◆ **TASK TO COMPLETE**
Below are some records. Say how many of their lines include the string "Hrubieszowie", giving only the number.

◆ **PROVIDED ENTRIES**
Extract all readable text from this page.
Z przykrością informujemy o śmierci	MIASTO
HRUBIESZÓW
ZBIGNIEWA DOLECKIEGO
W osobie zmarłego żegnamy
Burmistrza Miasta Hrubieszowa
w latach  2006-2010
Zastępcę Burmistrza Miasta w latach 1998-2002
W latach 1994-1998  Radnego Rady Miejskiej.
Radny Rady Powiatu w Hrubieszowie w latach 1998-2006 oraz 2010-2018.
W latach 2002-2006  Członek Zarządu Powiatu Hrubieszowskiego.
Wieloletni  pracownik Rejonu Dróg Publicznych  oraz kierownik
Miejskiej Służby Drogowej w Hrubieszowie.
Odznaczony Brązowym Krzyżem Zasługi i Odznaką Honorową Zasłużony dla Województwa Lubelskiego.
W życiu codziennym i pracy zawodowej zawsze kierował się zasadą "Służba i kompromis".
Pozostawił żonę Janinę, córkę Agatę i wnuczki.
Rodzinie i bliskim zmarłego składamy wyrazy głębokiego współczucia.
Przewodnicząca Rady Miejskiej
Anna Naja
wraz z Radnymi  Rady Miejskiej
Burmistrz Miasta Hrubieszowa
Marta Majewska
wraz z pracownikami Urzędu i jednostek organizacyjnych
==
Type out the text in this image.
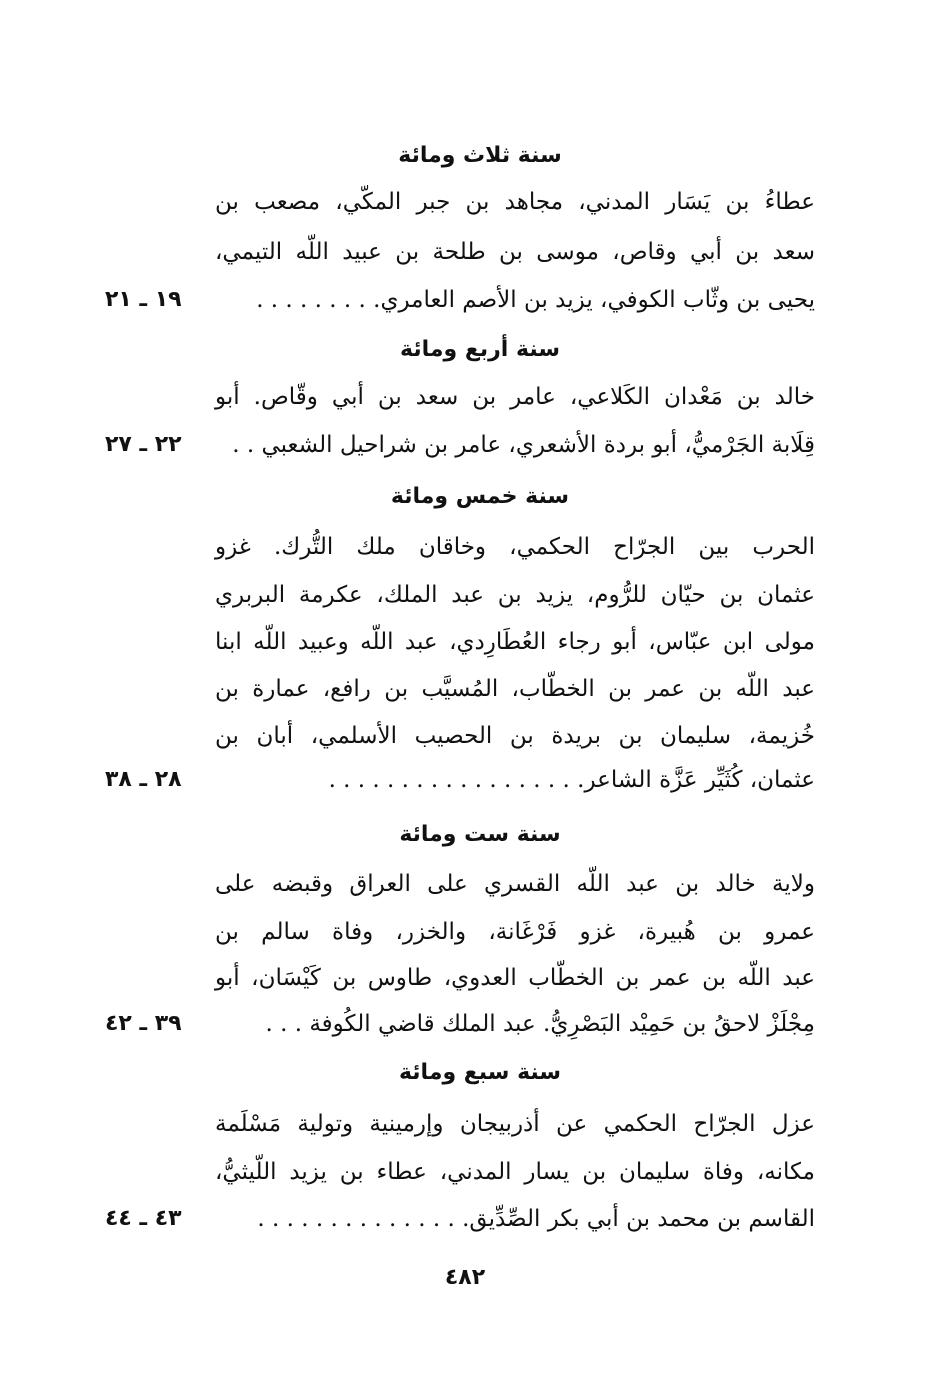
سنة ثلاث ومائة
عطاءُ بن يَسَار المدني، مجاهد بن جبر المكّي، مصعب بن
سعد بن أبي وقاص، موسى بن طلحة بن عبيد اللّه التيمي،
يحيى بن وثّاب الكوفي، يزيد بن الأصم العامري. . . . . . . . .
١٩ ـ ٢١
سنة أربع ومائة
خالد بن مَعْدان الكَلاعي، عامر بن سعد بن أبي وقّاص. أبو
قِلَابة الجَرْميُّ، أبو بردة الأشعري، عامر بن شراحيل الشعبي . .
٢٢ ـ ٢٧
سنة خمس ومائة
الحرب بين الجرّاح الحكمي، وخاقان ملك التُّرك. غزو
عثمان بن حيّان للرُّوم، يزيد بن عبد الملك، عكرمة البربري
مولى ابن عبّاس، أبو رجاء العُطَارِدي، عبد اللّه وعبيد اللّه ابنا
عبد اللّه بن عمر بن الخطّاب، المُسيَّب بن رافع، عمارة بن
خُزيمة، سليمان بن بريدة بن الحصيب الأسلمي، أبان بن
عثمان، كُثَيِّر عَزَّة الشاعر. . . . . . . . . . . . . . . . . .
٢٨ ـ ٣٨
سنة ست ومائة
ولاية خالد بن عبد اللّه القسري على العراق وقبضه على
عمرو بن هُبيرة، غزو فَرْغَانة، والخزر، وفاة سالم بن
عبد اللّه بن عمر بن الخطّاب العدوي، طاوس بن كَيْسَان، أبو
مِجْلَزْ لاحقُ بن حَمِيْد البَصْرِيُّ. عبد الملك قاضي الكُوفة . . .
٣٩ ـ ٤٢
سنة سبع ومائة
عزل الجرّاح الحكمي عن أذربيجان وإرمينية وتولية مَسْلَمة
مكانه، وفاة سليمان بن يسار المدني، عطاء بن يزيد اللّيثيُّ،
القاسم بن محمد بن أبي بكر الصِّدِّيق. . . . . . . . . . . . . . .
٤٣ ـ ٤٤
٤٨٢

◆ **COMPLETE RESPONSE**
2